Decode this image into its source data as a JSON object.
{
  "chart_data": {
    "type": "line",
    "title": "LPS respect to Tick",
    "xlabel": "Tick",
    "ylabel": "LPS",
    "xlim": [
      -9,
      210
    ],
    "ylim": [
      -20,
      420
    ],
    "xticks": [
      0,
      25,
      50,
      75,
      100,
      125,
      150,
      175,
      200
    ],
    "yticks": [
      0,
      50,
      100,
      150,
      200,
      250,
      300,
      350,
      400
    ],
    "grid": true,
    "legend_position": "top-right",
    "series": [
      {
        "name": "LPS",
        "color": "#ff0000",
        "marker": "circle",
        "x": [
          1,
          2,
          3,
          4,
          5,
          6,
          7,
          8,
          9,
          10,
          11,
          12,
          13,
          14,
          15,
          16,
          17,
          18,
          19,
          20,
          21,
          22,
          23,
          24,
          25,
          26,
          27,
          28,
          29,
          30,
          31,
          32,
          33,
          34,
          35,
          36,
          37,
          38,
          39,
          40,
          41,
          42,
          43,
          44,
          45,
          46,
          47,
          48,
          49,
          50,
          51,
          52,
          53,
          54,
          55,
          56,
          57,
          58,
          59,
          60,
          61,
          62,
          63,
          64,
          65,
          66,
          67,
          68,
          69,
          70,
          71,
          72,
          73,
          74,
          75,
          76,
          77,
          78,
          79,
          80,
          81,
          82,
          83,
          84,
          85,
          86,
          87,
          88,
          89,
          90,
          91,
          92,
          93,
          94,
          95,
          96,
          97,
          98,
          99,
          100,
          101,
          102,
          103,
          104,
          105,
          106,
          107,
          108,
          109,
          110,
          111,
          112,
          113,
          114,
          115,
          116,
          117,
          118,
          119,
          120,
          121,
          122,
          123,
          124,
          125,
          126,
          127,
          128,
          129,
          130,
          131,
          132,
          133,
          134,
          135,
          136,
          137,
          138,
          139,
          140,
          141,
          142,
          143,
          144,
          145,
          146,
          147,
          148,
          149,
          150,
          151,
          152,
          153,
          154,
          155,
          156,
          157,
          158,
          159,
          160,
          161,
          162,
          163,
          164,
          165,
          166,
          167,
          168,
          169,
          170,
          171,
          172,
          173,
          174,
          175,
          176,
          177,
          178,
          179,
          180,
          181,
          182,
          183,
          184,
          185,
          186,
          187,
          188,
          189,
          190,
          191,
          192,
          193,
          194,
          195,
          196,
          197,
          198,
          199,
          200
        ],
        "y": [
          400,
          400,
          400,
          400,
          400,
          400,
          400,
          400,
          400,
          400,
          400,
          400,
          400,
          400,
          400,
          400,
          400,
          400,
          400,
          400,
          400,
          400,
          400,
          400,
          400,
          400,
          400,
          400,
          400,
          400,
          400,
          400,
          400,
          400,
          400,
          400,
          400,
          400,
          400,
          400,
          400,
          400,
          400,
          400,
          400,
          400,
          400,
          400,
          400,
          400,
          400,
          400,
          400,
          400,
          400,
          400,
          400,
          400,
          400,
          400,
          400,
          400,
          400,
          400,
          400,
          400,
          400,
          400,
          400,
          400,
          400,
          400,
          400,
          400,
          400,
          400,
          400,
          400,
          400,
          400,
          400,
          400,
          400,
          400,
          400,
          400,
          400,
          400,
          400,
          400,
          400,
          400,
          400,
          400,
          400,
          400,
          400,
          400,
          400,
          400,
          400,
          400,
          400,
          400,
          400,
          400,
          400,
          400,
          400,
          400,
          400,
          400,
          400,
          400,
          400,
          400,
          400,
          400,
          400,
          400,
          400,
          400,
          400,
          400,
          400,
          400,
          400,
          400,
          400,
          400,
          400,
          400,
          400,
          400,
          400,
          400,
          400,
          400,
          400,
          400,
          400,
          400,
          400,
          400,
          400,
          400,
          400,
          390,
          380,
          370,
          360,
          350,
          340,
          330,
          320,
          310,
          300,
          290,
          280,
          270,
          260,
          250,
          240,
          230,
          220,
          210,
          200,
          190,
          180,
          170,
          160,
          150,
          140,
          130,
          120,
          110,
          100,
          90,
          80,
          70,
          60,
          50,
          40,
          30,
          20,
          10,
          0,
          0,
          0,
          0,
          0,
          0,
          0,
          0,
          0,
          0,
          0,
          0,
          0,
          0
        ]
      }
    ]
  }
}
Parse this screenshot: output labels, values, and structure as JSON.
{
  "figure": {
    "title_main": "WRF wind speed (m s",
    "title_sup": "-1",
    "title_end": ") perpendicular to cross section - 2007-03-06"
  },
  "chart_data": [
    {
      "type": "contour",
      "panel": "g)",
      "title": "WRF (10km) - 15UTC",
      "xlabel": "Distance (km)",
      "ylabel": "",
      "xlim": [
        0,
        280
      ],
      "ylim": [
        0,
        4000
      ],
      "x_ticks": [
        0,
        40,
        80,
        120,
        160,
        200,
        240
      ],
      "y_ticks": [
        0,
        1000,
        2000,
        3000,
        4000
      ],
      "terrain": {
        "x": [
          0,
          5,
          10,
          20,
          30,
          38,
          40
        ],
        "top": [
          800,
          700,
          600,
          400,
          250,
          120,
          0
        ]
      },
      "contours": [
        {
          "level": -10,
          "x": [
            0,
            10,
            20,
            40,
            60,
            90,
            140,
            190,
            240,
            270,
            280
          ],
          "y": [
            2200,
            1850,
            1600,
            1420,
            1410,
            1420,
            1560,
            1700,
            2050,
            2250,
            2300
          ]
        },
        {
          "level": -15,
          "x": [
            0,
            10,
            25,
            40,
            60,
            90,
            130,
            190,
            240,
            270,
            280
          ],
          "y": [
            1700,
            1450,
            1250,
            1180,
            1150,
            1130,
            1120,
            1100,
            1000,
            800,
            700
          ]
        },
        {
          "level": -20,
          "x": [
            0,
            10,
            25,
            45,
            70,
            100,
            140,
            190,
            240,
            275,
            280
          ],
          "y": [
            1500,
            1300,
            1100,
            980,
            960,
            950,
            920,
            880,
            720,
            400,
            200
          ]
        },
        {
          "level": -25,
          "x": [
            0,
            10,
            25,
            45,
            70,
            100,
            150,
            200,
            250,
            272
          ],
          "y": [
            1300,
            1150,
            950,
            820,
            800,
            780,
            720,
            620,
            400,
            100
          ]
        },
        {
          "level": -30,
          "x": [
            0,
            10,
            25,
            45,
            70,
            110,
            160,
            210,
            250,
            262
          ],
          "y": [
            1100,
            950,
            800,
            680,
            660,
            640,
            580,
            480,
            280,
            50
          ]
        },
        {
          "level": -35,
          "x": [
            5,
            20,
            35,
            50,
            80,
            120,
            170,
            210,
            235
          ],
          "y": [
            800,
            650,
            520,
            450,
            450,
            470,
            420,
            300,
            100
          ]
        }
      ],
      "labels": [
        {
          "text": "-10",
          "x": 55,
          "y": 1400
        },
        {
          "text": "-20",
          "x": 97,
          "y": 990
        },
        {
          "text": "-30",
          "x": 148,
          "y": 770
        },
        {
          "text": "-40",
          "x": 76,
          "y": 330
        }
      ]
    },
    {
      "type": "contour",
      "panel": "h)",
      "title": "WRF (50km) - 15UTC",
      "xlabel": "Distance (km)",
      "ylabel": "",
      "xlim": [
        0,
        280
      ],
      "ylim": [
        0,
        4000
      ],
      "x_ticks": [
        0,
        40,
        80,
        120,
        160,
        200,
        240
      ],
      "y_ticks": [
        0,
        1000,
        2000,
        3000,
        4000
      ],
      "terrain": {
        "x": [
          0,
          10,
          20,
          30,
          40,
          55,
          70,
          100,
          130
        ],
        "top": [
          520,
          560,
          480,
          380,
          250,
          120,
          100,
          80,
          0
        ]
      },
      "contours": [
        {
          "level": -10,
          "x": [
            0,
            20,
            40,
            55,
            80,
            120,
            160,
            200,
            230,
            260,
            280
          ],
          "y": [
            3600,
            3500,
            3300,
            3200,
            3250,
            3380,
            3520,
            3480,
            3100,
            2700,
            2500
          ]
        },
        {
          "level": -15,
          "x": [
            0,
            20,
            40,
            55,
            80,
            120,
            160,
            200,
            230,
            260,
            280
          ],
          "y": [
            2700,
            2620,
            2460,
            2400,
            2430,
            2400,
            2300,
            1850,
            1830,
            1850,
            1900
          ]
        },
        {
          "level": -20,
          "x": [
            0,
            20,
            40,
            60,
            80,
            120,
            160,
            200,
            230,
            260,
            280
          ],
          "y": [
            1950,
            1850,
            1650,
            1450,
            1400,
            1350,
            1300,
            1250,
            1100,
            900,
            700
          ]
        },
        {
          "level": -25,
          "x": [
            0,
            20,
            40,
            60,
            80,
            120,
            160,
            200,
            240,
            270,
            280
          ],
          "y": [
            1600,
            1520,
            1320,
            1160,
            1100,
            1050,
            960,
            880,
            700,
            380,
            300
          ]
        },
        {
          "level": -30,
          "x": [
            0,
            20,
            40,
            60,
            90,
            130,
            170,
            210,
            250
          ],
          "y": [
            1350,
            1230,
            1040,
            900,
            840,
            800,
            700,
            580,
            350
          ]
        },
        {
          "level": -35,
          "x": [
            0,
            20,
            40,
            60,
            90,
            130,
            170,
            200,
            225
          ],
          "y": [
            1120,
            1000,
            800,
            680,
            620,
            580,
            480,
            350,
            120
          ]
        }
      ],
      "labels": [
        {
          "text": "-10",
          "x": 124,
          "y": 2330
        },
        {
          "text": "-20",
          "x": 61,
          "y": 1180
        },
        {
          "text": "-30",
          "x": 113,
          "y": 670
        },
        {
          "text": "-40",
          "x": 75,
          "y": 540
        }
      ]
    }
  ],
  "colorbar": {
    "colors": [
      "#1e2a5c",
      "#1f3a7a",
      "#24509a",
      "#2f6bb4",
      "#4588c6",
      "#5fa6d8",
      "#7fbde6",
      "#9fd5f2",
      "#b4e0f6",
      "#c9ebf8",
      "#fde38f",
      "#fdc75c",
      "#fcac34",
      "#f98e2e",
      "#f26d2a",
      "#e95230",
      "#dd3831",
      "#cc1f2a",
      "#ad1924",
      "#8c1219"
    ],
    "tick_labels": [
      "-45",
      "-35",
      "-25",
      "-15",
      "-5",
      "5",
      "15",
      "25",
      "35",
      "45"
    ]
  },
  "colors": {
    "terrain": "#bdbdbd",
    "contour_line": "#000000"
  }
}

────────────────────

(GIVEN TASK)
Gather every line from the entries above where the word "this" appears, and copy them.

(OUTPUT OF THE EXERCISE)
Decode this image into its source data as a JSON object.
Parse this screenshot: output labels, values, and structure as JSON.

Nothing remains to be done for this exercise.